*What needs to be done*: Find every line in the records that holds the string "June". Copy each one.
(begin)
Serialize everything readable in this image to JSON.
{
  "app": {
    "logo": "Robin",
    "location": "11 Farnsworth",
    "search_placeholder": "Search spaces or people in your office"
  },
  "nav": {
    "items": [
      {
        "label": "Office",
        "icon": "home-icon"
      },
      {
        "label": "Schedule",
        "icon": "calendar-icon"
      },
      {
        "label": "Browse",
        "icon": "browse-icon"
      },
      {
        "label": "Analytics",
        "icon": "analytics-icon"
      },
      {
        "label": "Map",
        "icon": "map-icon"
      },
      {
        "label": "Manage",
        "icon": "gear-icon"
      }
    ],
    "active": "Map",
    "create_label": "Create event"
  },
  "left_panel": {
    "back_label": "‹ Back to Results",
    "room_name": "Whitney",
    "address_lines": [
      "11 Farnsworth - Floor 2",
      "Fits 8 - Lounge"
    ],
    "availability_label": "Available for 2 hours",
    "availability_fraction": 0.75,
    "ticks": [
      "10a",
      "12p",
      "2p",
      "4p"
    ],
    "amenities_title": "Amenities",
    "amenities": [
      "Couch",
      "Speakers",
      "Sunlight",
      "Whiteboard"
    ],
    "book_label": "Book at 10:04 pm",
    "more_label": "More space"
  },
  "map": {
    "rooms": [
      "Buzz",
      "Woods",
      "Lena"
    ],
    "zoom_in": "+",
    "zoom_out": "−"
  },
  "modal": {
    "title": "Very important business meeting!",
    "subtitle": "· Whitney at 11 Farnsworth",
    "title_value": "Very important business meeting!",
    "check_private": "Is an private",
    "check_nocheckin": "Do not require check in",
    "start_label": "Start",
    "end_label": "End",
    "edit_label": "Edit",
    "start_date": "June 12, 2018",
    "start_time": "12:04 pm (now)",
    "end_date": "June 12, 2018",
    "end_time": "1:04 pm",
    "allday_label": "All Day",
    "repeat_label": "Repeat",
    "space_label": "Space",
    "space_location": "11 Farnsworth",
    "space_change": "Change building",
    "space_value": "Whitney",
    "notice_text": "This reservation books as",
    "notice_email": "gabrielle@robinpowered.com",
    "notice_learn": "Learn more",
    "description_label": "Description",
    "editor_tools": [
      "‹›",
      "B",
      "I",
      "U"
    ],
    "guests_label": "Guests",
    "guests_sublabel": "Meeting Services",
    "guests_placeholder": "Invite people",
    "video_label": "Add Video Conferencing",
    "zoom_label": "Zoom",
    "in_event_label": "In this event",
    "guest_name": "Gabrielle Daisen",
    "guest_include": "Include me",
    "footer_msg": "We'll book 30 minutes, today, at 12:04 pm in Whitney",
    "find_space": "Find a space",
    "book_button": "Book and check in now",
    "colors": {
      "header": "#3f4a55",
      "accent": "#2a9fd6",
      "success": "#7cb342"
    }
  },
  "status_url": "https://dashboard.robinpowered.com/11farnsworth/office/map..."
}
(end)
(begin)
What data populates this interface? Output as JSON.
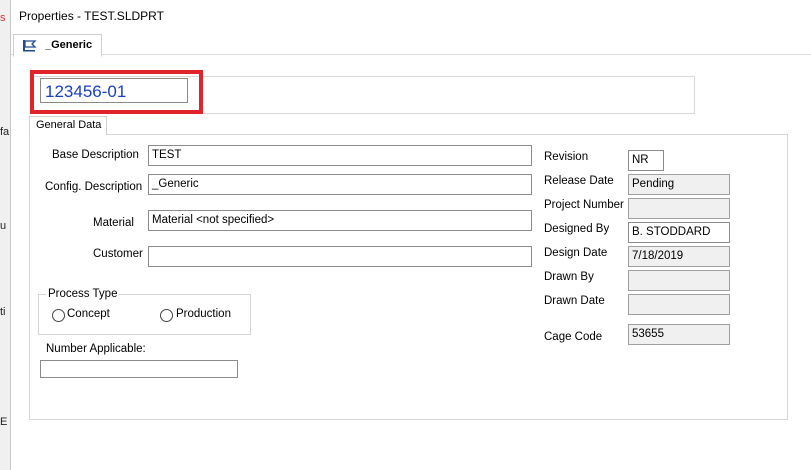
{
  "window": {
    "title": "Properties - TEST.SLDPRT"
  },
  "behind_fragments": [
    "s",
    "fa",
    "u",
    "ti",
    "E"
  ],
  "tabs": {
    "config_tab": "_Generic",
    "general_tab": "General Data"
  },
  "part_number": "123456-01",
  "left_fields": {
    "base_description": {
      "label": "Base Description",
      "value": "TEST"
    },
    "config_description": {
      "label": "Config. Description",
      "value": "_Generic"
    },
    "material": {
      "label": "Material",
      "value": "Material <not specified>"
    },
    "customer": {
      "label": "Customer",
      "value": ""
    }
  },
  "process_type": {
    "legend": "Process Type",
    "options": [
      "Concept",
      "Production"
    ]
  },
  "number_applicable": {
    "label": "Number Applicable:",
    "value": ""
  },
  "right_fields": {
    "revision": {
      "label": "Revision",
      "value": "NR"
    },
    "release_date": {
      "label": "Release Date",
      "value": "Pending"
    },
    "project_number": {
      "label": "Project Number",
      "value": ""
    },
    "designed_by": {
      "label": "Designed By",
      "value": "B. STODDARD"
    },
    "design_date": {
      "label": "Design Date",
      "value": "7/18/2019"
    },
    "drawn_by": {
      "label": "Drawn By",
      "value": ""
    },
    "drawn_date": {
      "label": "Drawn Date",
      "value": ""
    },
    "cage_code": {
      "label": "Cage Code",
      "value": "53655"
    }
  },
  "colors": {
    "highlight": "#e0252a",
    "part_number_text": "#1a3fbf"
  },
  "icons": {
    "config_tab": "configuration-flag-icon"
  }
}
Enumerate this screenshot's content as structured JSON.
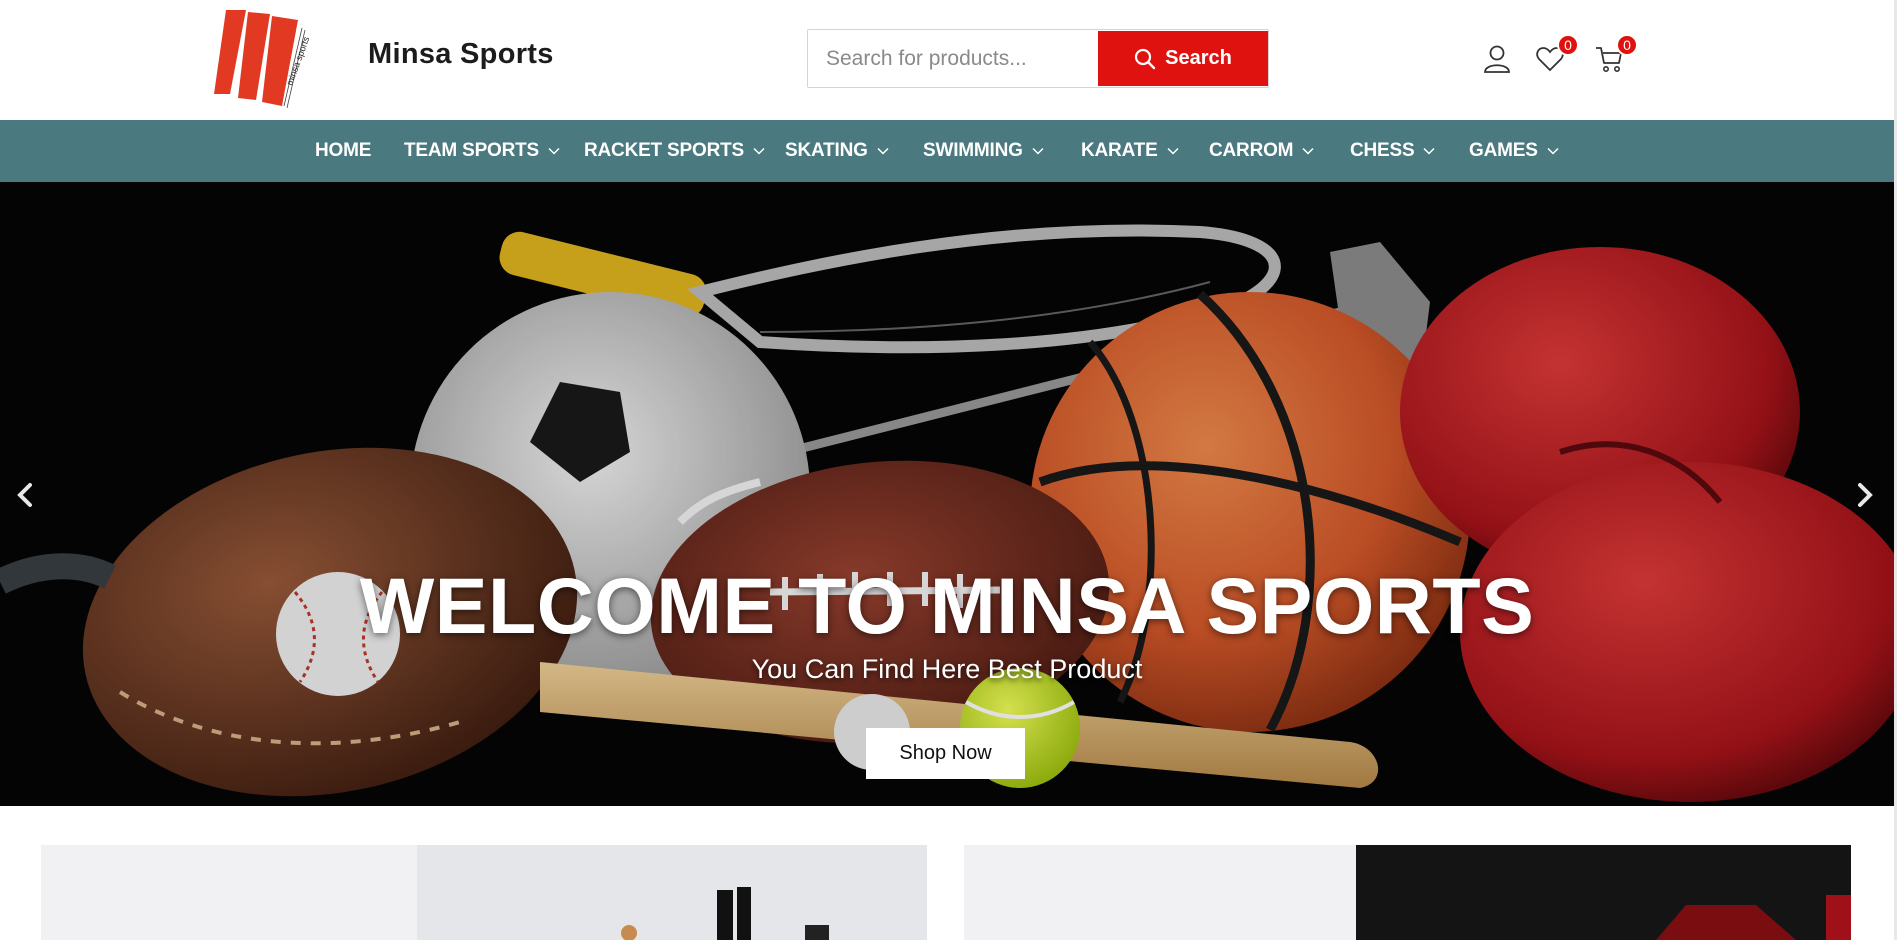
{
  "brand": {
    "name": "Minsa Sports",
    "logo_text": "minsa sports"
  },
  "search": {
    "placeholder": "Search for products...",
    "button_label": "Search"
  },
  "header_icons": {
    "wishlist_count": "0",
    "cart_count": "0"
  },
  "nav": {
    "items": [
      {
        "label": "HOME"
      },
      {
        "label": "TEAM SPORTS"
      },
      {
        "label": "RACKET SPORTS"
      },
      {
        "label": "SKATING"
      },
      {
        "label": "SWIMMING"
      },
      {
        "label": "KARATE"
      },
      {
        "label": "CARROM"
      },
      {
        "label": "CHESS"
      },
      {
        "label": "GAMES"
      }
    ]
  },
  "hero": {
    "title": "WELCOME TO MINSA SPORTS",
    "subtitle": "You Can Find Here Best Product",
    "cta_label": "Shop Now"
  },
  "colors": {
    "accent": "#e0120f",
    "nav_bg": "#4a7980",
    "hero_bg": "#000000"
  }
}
(end)
*Final result*:
    "start_date": "June 12, 2018",
    "end_date": "June 12, 2018",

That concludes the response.